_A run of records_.
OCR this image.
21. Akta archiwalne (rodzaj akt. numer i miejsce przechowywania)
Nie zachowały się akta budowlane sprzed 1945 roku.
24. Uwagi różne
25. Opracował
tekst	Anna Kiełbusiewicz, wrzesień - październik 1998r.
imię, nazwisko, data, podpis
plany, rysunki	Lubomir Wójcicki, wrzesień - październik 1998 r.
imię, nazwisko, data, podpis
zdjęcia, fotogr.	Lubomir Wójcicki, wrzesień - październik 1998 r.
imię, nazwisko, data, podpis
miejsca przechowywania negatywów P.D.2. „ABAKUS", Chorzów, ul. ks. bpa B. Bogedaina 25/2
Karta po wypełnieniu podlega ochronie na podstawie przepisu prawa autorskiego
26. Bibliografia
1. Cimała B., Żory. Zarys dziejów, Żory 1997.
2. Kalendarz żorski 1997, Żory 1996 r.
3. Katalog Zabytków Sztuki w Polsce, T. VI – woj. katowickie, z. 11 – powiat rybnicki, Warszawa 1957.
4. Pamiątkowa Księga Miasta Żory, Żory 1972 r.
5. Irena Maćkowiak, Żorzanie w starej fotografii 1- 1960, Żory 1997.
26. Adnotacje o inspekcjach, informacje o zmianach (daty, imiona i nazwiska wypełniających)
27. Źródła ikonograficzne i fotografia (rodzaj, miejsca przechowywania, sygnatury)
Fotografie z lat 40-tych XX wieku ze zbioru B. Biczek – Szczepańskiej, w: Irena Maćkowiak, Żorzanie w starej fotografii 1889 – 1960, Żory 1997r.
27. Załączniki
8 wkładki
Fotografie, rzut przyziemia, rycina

_Given task_. Restate every line of the data word for word.

_Written answer_.
OCR this image.
21. Akta archiwalne (rodzaj akt. numer i miejsce przechowywania)
Nie zachowały się akta budowlane sprzed 1945 roku.
24. Uwagi różne
25. Opracował
tekst	Anna Kiełbusiewicz, wrzesień - październik 1998r.
imię, nazwisko, data, podpis
plany, rysunki	Lubomir Wójcicki, wrzesień - październik 1998 r.
imię, nazwisko, data, podpis
zdjęcia, fotogr.	Lubomir Wójcicki, wrzesień - październik 1998 r.
imię, nazwisko, data, podpis
miejsca przechowywania negatywów P.D.2. „ABAKUS", Chorzów, ul. ks. bpa B. Bogedaina 25/2
Karta po wypełnieniu podlega ochronie na podstawie przepisu prawa autorskiego
26. Bibliografia
1. Cimała B., Żory. Zarys dziejów, Żory 1997.
2. Kalendarz żorski 1997, Żory 1996 r.
3. Katalog Zabytków Sztuki w Polsce, T. VI – woj. katowickie, z. 11 – powiat rybnicki, Warszawa 1957.
4. Pamiątkowa Księga Miasta Żory, Żory 1972 r.
5. Irena Maćkowiak, Żorzanie w starej fotografii 1- 1960, Żory 1997.
26. Adnotacje o inspekcjach, informacje o zmianach (daty, imiona i nazwiska wypełniających)
27. Źródła ikonograficzne i fotografia (rodzaj, miejsca przechowywania, sygnatury)
Fotografie z lat 40-tych XX wieku ze zbioru B. Biczek – Szczepańskiej, w: Irena Maćkowiak, Żorzanie w starej fotografii 1889 – 1960, Żory 1997r.
27. Załączniki
8 wkładki
Fotografie, rzut przyziemia, rycina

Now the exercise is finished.